» **Problem to work on**
Pick out the lines in the listing below that contain the word "Wales" and copy them.

** BEGIN Source material **

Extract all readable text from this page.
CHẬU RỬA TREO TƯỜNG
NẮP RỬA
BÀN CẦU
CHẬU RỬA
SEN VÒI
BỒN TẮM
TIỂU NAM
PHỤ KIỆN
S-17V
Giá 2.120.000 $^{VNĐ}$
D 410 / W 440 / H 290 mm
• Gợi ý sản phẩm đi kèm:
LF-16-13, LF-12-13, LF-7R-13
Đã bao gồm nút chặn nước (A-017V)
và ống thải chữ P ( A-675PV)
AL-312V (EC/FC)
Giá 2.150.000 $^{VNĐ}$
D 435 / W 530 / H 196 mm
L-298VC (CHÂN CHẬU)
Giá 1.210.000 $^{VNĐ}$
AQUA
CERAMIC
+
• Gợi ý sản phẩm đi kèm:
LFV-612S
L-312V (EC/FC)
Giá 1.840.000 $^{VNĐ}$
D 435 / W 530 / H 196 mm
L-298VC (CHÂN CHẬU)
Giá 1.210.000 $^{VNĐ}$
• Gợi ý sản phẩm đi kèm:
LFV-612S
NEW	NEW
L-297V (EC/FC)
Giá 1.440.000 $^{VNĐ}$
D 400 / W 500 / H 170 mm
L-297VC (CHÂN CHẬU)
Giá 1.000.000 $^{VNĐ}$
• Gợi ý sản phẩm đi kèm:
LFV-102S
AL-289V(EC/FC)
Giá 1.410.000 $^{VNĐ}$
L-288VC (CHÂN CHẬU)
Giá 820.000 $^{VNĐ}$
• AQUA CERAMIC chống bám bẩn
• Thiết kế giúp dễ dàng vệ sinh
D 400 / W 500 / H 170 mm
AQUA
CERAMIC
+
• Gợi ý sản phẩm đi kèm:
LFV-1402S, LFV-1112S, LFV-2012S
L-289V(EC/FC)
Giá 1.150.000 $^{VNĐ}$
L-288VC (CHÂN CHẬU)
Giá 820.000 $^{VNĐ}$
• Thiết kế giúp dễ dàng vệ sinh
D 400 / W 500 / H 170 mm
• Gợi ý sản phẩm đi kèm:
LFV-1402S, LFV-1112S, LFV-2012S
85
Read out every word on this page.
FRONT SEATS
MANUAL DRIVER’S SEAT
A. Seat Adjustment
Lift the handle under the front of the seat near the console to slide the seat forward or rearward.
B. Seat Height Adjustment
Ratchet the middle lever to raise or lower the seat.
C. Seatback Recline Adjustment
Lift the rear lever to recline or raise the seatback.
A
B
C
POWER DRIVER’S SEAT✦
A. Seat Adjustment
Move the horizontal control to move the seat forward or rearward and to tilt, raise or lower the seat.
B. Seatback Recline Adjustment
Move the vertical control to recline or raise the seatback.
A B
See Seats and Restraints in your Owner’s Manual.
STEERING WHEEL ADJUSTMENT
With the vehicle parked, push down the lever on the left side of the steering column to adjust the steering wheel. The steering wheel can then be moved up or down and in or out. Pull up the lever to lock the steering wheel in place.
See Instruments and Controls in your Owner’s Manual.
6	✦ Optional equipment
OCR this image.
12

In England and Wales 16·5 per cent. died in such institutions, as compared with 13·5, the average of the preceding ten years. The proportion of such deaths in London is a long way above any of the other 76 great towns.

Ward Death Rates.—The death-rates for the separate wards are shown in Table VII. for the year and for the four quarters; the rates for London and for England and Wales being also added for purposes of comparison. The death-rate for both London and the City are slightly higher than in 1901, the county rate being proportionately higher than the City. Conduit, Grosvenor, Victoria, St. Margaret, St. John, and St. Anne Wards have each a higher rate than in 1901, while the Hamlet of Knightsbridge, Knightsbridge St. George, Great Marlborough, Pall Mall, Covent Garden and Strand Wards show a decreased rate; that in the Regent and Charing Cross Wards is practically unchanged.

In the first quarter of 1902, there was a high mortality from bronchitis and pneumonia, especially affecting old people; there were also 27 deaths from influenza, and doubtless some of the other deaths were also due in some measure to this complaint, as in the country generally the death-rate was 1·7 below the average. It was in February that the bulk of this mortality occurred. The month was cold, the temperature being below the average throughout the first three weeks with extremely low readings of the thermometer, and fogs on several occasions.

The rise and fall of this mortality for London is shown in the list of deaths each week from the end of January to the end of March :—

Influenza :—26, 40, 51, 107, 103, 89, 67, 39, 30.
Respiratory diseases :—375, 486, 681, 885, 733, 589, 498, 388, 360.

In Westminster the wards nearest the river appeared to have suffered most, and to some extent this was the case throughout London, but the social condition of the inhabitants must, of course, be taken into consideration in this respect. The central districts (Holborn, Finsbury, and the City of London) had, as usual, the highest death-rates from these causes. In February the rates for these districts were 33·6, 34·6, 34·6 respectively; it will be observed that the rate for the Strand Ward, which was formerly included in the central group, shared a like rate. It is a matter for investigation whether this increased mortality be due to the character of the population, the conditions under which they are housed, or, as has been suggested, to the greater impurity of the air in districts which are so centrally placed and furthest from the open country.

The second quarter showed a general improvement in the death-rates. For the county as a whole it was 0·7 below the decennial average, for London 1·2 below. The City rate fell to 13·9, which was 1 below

** END Source material **

» **Solution below**
In England and Wales 16·5 per cent. died in such institutions, as compared with 13·5, the average of the preceding ten years. The proportion of such deaths in London is a long way above any of the other 76 great towns.
Ward Death Rates.—The death-rates for the separate wards are shown in Table VII. for the year and for the four quarters; the rates for London and for England and Wales being also added for purposes of comparison. The death-rate for both London and the City are slightly higher than in 1901, the county rate being proportionately higher than the City. Conduit, Grosvenor, Victoria, St. Margaret, St. John, and St. Anne Wards have each a higher rate than in 1901, while the Hamlet of Knightsbridge, Knightsbridge St. George, Great Marlborough, Pall Mall, Covent Garden and Strand Wards show a decreased rate; that in the Regent and Charing Cross Wards is practically unchanged.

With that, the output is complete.